Extract:
============
Metrics Ref ChatGPT GPT-3 Flan-T5 T5
FactSumm-src-fact 0.0122 0.0147 0.0119 0.0142 0.0159
FactSumm-src-qa 0.2786 0.2731 0.2644 0.2963 0.3186
FactSumm-src-triple 0.0348 0.0514 0.0428 0.0739 0.1096
FactCC 22.1 21.25 27.11 21.37 18.93
DAE 95.16 93.78 91.82 93.4 94.71
CoCo 24.64 27.7 24.82 30.61 34.55

Red = Worst, Blue = Best

Interestingly, reference summaries even got the worst scores in some of the metrics. It may be because the evaluators failed to extract facts from the source document or summary. From this perspective, DAE may be the best or most convincing evaluation metric.

Performance Differences by Dataset

We used four datasets with different properties for our experiments and observed that systems performed differently among the datasets.

ChatGPT’s Behavior

From our observation, ChatGPT tends to output more information than needed to make perfect answers. Regarding summarization, it tends to output longer summaries than other systems. This results in 2 main consequences:

  1. ChatGPT got relatively higher recall scores, such as the hypo-ref direction of BARTScore, which is defined as ‘recall’ in BARTScore’s paper, and recall scores of BERTScore. And conversely, the precision scores, such as the ref-hypo direction of BARTScore are extremely low.
  2. ChatGPT got higher factual consistency scores in certain metrics with some of the datasets. Since ChatGPT tends to output more information, and considering ChatGPT’s ability to extract information from the input, the extra information is also consistent with the source text, making factual consistency scores relatively high.
============
Dataset entries

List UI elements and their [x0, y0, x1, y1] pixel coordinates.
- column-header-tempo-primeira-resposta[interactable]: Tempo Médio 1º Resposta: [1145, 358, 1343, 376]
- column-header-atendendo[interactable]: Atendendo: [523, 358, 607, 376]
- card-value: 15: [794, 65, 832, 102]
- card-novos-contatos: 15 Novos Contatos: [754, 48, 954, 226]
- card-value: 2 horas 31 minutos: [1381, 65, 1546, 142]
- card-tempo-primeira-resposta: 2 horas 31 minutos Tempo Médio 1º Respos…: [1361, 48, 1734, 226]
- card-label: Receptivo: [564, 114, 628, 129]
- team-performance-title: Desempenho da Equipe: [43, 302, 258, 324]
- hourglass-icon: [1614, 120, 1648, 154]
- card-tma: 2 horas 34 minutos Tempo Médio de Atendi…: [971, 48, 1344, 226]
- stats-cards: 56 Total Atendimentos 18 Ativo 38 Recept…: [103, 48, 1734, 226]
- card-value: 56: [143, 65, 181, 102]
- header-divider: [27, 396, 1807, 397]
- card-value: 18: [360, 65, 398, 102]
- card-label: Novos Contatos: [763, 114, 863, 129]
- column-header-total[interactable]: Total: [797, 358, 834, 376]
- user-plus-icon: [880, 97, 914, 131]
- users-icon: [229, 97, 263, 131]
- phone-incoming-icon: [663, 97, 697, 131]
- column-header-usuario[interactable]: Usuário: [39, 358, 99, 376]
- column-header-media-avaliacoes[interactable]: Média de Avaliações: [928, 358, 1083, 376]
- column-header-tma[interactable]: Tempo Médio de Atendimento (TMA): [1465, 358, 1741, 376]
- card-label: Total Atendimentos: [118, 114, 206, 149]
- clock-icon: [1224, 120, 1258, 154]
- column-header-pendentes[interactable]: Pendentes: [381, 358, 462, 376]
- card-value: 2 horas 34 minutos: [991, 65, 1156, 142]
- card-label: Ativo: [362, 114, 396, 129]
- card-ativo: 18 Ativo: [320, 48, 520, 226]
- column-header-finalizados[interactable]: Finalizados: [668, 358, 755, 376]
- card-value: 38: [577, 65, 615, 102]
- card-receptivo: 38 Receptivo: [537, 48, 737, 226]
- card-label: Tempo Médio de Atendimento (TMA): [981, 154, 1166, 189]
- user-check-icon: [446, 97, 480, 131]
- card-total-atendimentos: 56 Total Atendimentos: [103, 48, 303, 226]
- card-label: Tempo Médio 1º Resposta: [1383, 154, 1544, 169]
============
Required action A:
Using the evaluation extract, answer:
(i) Which metric does it say may be the best or most convincing?
(ii) How many datasets were used in the experiments?
(iii) How do ChatGPT's summaries compare in length with those of other systems?
Required action B: Can you sum up the evaluation extract in two sentences?

Answer section A:
(i) DAE
(ii) Four
(iii) They tend to be longer.

Answer section B: Reference summaries got the worst scores on some metrics, perhaps because the evaluators failed to extract facts from the source document or summary, so DAE may be the most convincing metric. ChatGPT tends to output longer summaries than other systems, which gives it relatively high recall scores but extremely low precision scores, along with higher factual consistency scores in certain metrics on some datasets.